→ **WORK INSTRUCTIONS**
Skip the images. Copy the records exactly as written.

===== MATERIALS PROVIDED

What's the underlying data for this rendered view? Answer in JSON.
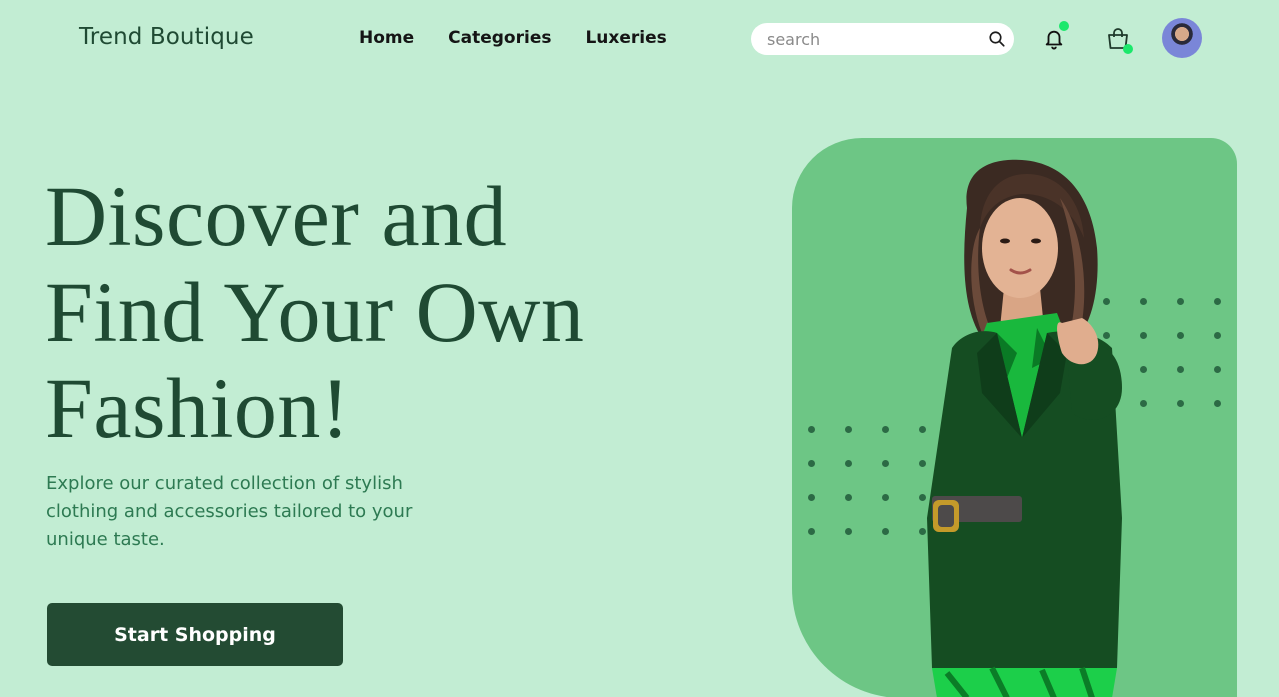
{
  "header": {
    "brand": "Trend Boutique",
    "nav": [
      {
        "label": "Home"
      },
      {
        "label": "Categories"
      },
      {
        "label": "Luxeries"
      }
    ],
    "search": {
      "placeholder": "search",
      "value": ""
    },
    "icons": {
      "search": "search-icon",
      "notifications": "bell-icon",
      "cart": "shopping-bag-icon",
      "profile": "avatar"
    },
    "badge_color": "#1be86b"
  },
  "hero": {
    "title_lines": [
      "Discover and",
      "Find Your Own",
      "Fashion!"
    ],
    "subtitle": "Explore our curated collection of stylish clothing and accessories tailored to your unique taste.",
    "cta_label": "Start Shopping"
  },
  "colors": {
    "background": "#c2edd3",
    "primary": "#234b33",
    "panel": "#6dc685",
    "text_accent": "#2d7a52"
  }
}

==========

→ **WRITTEN ANSWER**
What's the underlying data for this rendered view? Answer in JSON.
{
  "header": {
    "brand": "Trend Boutique",
    "nav": [
      {
        "label": "Home"
      },
      {
        "label": "Categories"
      },
      {
        "label": "Luxeries"
      }
    ],
    "search": {
      "placeholder": "search",
      "value": ""
    },
    "icons": {
      "search": "search-icon",
      "notifications": "bell-icon",
      "cart": "shopping-bag-icon",
      "profile": "avatar"
    },
    "badge_color": "#1be86b"
  },
  "hero": {
    "title_lines": [
      "Discover and",
      "Find Your Own",
      "Fashion!"
    ],
    "subtitle": "Explore our curated collection of stylish clothing and accessories tailored to your unique taste.",
    "cta_label": "Start Shopping"
  },
  "colors": {
    "background": "#c2edd3",
    "primary": "#234b33",
    "panel": "#6dc685",
    "text_accent": "#2d7a52"
  }
}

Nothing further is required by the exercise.